● **EXERCISE**
Reproduce the data from the line that contains "answer-label: b. Revolución" to the line that contains "question-heading-label: Pregunta (0, 629, 99, 654)", changing "Revolución Industrial" to "Revolución Francesa" and leaving everything else as it is.

━━━━━ MATERIAL

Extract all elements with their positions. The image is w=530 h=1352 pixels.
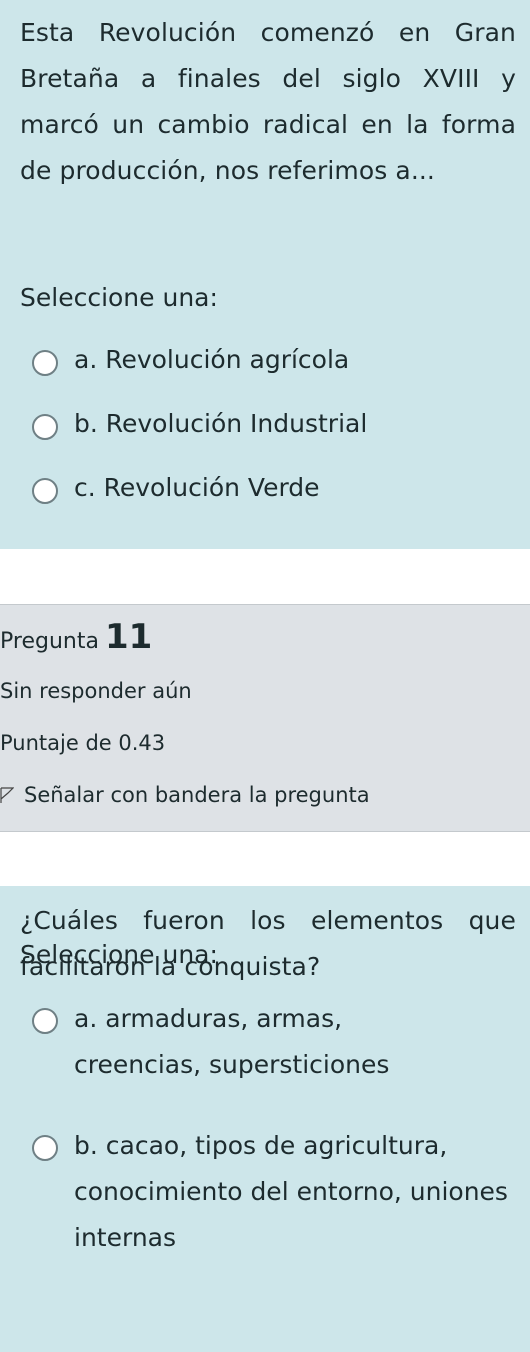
answer-label: b. Revolución Industrial (74, 409, 368, 438)
question-heading: Pregunta 11 (0, 617, 152, 657)
answer-option-a[interactable]: a. armaduras, armas, creencias, supersti… (32, 1004, 512, 1088)
question-heading-label: Pregunta (0, 629, 99, 654)
radio-button[interactable] (32, 1135, 58, 1161)
radio-button[interactable] (32, 1008, 58, 1034)
flag-question-link[interactable]: Señalar con bandera la pregunta (0, 783, 370, 807)
question-text: Esta Revolución comenzó en Gran Bretaña … (20, 18, 516, 185)
answer-label: a. armaduras, armas, creencias, supersti… (74, 1004, 390, 1079)
question-state: Sin responder aún (0, 679, 192, 703)
answer-option-c[interactable]: c. Revolución Verde (32, 473, 512, 510)
question-10-panel: Esta Revolución comenzó en Gran Bretaña … (0, 0, 530, 549)
answer-option-b[interactable]: b. Revolución Industrial (32, 409, 512, 446)
question-grade: Puntaje de 0.43 (0, 731, 166, 755)
question-11-panel: ¿Cuáles fueron los elementos que facilit… (0, 886, 530, 1352)
answer-label: c. Revolución Verde (74, 473, 320, 502)
flag-question-label: Señalar con bandera la pregunta (24, 783, 370, 807)
radio-button[interactable] (32, 478, 58, 504)
flag-outline-icon (0, 787, 14, 803)
radio-button[interactable] (32, 350, 58, 376)
answer-label: b. cacao, tipos de agricultura, conocimi… (74, 1131, 508, 1252)
question-number: 11 (104, 617, 153, 657)
answer-option-b[interactable]: b. cacao, tipos de agricultura, conocimi… (32, 1131, 512, 1261)
answer-option-a[interactable]: a. Revolución agrícola (32, 345, 512, 382)
select-one-label: Seleccione una: (20, 283, 218, 312)
answer-label: a. Revolución agrícola (74, 345, 350, 374)
select-one-label: Seleccione una: (20, 940, 218, 969)
radio-button[interactable] (32, 414, 58, 440)
question-11-info: Pregunta 11 Sin responder aún Puntaje de … (0, 604, 530, 832)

━━━━━━━━━━

● **RESULT OF THE EXERCISE**
answer-label: b. Revolución Francesa (74, 409, 368, 438)
question-heading: Pregunta 11 (0, 617, 152, 657)
answer-option-a[interactable]: a. armaduras, armas, creencias, supersti… (32, 1004, 512, 1088)
question-heading-label: Pregunta (0, 629, 99, 654)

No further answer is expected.